* **The task**:
Copy the records below exactly as they are written.

* start Given information *

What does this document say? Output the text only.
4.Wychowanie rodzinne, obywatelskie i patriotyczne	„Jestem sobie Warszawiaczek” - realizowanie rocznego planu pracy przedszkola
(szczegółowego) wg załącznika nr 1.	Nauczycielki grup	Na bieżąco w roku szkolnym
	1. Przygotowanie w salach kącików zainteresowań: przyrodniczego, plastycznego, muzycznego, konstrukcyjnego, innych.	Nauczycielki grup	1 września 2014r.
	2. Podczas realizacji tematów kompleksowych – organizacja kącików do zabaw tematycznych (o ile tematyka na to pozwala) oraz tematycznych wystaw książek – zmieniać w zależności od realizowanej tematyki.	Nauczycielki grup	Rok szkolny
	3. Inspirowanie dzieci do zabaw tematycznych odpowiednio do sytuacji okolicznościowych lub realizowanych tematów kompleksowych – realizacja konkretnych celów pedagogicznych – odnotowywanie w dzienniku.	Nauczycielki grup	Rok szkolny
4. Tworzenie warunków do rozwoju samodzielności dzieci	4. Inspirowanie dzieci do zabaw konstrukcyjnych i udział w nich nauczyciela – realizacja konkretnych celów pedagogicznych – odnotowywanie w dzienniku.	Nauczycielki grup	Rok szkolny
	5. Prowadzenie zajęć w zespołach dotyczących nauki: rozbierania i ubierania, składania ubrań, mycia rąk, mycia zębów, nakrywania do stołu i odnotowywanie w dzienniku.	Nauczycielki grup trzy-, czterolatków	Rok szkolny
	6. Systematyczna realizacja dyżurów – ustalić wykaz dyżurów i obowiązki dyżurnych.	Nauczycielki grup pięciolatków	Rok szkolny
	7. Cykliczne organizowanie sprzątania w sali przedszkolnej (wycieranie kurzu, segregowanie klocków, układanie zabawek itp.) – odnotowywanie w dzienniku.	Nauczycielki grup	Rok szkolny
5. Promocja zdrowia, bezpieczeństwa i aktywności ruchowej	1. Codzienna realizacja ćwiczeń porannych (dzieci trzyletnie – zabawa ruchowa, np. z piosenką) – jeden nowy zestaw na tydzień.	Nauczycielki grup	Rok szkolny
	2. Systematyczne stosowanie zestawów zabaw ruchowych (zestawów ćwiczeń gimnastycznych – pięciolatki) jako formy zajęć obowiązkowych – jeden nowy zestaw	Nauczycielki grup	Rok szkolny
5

* end Given information *

* **Task answer**:
What does this document say? Output the text only.
4.Wychowanie rodzinne, obywatelskie i patriotyczne	„Jestem sobie Warszawiaczek” - realizowanie rocznego planu pracy przedszkola
(szczegółowego) wg załącznika nr 1.	Nauczycielki grup	Na bieżąco w roku szkolnym
	1. Przygotowanie w salach kącików zainteresowań: przyrodniczego, plastycznego, muzycznego, konstrukcyjnego, innych.	Nauczycielki grup	1 września 2014r.
	2. Podczas realizacji tematów kompleksowych – organizacja kącików do zabaw tematycznych (o ile tematyka na to pozwala) oraz tematycznych wystaw książek – zmieniać w zależności od realizowanej tematyki.	Nauczycielki grup	Rok szkolny
	3. Inspirowanie dzieci do zabaw tematycznych odpowiednio do sytuacji okolicznościowych lub realizowanych tematów kompleksowych – realizacja konkretnych celów pedagogicznych – odnotowywanie w dzienniku.	Nauczycielki grup	Rok szkolny
4. Tworzenie warunków do rozwoju samodzielności dzieci	4. Inspirowanie dzieci do zabaw konstrukcyjnych i udział w nich nauczyciela – realizacja konkretnych celów pedagogicznych – odnotowywanie w dzienniku.	Nauczycielki grup	Rok szkolny
	5. Prowadzenie zajęć w zespołach dotyczących nauki: rozbierania i ubierania, składania ubrań, mycia rąk, mycia zębów, nakrywania do stołu i odnotowywanie w dzienniku.	Nauczycielki grup trzy-, czterolatków	Rok szkolny
	6. Systematyczna realizacja dyżurów – ustalić wykaz dyżurów i obowiązki dyżurnych.	Nauczycielki grup pięciolatków	Rok szkolny
	7. Cykliczne organizowanie sprzątania w sali przedszkolnej (wycieranie kurzu, segregowanie klocków, układanie zabawek itp.) – odnotowywanie w dzienniku.	Nauczycielki grup	Rok szkolny
5. Promocja zdrowia, bezpieczeństwa i aktywności ruchowej	1. Codzienna realizacja ćwiczeń porannych (dzieci trzyletnie – zabawa ruchowa, np. z piosenką) – jeden nowy zestaw na tydzień.	Nauczycielki grup	Rok szkolny
	2. Systematyczne stosowanie zestawów zabaw ruchowych (zestawów ćwiczeń gimnastycznych – pięciolatki) jako formy zajęć obowiązkowych – jeden nowy zestaw	Nauczycielki grup	Rok szkolny
5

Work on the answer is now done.